SELECTED EXCERPT ::
[Start of section]

Administrative unit in South Ossetia

Tighva Municipality (Georgian: სსიპ თიღვის მუნიციპალიტეტი) is a temporary administrative-territorial unit in Georgia, currently under the control of the separatist Republic of South Ossetia. Its municipal authorities are located in Tbilisi. The municipality was formed in 2006, comprising 1 town and 24 villages and divided into 6 administrative units (Akhalshen, Tighva, Okona, Lopan, Avnevi, Nuli). The center of the municipality is the village of Avnevi.

== Local self-government ==
1. Administrative unit of Akhalshen - Akhalshen, Borsiaani, Tereghvani, Nedlati, Khundisubani.
2. Administrative unit of Tighva - village, Alibari, Znauri, Tighva, Nabakevi, Shindara.
3. Administrative unit of Okona - Zemo Okona, Mughrisi, Sunisi, Tkyisubani, Kvemo Okona.
4. Administrative unit of Lopan - Balta, Giorgitsminda, Lopan, Patkineti, Kaleti, Tsnelisi.
5. Administrative unit of Avnevi - Avnevi, Dzvileti.
6. Administrative unit of Nuli - Arkneti, Nuli.

[End of section]

PROBLEM :: Reproduce, word for word, the stretch of the Tighva Municipality passage from "3. Administrative unit" through "- Avnevi, Dzvileti.".

Extracted records
[Start of section]

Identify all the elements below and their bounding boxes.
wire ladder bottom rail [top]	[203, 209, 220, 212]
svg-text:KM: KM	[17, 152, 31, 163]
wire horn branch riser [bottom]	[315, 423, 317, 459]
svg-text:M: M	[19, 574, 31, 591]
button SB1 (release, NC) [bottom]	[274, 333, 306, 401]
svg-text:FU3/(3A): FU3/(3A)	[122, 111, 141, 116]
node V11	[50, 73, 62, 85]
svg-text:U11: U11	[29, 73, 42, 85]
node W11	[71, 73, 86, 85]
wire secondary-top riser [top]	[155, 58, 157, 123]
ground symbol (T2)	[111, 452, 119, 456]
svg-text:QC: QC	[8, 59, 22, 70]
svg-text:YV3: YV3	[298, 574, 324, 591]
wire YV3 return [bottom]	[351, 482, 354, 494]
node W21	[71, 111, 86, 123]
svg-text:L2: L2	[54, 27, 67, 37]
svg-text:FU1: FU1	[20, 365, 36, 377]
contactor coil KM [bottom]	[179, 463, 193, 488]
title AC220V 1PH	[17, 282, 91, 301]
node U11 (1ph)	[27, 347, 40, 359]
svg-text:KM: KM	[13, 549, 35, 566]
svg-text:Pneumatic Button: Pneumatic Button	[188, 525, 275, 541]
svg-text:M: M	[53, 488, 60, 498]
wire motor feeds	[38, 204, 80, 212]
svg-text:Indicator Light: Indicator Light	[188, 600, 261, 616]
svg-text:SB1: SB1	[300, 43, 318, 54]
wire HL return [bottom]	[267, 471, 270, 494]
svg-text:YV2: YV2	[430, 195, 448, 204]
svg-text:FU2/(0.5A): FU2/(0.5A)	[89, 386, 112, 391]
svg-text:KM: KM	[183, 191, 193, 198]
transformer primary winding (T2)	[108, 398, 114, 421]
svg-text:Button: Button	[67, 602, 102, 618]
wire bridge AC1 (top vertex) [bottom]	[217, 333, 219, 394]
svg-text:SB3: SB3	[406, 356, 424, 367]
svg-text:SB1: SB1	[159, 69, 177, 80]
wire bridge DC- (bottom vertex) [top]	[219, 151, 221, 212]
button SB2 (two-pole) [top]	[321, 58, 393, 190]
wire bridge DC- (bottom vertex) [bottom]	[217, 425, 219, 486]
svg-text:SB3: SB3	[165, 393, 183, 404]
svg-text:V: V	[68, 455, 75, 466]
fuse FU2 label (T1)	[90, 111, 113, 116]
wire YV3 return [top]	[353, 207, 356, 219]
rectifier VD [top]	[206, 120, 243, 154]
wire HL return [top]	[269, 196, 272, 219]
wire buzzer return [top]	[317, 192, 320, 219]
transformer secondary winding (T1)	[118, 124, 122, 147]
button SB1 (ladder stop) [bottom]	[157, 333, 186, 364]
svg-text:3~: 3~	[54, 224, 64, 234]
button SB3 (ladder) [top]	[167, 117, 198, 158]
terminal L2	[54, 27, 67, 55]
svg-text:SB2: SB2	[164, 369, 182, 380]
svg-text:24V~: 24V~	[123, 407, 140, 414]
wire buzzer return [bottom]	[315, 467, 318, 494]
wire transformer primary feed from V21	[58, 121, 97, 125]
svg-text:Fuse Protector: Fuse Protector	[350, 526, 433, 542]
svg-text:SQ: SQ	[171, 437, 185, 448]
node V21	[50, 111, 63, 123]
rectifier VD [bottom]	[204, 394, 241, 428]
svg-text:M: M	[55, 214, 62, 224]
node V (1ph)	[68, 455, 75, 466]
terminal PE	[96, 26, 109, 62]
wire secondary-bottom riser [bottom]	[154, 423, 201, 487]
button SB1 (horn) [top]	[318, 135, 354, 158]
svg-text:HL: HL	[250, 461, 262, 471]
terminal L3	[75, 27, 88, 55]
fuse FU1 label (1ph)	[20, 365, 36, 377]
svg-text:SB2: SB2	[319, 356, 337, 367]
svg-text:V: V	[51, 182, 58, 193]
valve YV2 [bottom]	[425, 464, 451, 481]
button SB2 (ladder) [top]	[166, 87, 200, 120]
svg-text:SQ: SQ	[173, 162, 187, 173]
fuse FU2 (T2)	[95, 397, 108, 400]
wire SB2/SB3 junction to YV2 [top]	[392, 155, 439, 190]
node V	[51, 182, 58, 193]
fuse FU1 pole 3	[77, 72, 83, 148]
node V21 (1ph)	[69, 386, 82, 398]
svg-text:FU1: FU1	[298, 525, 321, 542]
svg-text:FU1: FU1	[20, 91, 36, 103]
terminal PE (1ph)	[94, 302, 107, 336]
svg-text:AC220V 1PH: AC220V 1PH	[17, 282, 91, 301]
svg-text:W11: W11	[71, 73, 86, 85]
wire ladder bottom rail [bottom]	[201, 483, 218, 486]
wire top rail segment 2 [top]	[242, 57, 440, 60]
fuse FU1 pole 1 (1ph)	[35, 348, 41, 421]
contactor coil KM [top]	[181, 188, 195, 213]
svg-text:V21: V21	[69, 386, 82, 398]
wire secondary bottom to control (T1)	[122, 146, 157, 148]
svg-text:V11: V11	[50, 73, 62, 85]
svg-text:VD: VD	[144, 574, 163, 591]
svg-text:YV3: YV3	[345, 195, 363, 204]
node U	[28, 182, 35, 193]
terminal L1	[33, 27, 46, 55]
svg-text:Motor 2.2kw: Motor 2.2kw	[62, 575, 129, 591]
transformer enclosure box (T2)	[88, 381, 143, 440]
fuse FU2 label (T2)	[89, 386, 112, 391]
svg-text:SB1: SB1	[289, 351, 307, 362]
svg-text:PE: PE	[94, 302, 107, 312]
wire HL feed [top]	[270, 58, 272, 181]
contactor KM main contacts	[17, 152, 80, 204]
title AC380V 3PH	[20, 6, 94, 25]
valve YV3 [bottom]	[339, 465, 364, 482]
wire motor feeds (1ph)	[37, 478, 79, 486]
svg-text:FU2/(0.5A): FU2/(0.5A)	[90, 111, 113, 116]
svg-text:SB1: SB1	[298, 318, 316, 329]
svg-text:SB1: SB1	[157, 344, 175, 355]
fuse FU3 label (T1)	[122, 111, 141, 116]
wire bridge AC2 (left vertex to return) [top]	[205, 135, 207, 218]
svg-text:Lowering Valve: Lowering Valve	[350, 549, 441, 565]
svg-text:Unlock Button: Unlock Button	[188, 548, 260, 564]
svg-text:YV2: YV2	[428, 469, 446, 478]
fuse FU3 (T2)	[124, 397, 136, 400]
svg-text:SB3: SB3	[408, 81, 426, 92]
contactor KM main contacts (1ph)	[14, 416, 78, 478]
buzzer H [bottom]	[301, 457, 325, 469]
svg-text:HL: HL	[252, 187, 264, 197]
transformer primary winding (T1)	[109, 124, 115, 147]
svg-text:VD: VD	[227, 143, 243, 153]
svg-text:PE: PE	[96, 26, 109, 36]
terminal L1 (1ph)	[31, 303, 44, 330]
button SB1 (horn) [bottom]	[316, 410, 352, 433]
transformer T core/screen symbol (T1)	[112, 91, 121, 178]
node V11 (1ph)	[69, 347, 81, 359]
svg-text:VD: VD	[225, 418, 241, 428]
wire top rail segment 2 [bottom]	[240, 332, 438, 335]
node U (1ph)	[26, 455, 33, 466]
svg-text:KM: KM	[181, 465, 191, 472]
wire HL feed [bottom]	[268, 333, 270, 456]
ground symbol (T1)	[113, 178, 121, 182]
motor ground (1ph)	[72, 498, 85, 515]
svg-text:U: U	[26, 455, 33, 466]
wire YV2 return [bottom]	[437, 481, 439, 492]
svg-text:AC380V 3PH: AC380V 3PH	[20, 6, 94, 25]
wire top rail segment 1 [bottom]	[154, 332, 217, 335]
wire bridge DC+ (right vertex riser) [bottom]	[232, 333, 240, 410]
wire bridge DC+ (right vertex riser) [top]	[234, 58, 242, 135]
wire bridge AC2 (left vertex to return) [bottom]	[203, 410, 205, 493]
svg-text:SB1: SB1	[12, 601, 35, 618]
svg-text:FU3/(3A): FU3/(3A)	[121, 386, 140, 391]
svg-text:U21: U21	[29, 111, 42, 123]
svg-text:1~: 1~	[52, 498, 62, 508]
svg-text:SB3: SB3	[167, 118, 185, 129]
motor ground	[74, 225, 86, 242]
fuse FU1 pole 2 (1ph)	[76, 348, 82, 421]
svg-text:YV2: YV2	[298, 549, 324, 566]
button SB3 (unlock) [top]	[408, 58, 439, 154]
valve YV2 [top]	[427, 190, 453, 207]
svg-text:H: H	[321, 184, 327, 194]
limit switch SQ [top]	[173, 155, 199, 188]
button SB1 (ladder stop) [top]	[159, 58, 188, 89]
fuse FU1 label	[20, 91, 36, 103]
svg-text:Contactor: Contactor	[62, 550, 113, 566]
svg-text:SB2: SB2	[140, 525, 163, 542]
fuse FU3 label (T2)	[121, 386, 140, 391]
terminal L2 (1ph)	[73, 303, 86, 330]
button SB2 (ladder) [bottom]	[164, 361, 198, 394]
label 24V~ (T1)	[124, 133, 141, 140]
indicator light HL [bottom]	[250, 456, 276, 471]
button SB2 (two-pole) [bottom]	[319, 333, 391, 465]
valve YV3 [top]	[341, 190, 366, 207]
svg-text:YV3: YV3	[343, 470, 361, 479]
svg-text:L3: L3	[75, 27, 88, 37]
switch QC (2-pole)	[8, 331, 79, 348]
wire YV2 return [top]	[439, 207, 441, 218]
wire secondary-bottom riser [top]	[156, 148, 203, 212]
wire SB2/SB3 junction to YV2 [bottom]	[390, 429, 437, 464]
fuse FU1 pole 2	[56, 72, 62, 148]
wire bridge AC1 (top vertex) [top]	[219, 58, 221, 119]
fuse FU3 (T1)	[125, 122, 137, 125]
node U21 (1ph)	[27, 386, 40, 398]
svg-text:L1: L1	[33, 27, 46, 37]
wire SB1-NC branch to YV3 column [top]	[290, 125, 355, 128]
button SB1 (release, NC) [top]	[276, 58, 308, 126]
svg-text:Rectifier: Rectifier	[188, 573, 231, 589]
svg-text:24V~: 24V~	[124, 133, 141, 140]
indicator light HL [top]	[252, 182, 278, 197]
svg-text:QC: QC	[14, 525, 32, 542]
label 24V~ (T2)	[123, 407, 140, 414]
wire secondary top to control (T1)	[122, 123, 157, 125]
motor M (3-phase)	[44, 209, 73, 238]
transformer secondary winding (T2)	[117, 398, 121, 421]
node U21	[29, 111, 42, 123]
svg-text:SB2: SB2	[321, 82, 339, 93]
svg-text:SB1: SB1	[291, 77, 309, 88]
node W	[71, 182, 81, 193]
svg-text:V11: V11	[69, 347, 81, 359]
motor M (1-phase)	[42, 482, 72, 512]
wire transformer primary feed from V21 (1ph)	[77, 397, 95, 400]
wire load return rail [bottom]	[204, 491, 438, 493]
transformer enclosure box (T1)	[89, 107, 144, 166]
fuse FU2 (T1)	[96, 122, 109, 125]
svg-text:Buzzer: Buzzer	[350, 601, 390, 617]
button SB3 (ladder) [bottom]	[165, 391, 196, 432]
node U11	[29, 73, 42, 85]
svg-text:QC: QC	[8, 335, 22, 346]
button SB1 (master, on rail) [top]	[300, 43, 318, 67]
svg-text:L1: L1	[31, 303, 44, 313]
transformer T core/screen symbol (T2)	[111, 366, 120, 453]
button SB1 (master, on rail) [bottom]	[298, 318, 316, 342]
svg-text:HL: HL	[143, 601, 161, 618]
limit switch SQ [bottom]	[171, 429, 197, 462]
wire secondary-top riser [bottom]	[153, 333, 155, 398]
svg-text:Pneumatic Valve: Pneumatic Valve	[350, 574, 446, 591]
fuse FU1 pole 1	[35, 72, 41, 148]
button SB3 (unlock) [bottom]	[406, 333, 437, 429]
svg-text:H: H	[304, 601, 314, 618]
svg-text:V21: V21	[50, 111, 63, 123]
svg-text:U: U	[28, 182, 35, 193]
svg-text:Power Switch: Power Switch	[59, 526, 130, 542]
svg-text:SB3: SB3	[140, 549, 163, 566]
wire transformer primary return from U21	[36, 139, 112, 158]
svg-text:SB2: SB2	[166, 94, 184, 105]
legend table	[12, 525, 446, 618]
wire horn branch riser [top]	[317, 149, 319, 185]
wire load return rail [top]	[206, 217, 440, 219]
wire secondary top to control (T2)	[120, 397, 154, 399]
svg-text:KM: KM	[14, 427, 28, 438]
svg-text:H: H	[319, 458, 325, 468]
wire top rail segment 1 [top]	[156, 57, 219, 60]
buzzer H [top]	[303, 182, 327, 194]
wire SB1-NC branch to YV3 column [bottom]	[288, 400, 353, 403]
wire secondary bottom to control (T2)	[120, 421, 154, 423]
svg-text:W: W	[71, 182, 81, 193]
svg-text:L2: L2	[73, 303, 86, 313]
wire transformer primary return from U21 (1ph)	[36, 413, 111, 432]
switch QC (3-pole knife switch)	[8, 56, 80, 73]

[End of section]

RESPONSE TO THIS EXERCISE ::
3. Administrative unit of Okona - Zemo Okona, Mughrisi, Sunisi, Tkyisubani, Kvemo Okona.
4. Administrative unit of Lopan - Balta, Giorgitsminda, Lopan, Patkineti, Kaleti, Tsnelisi.
5. Administrative unit of Avnevi - Avnevi, Dzvileti.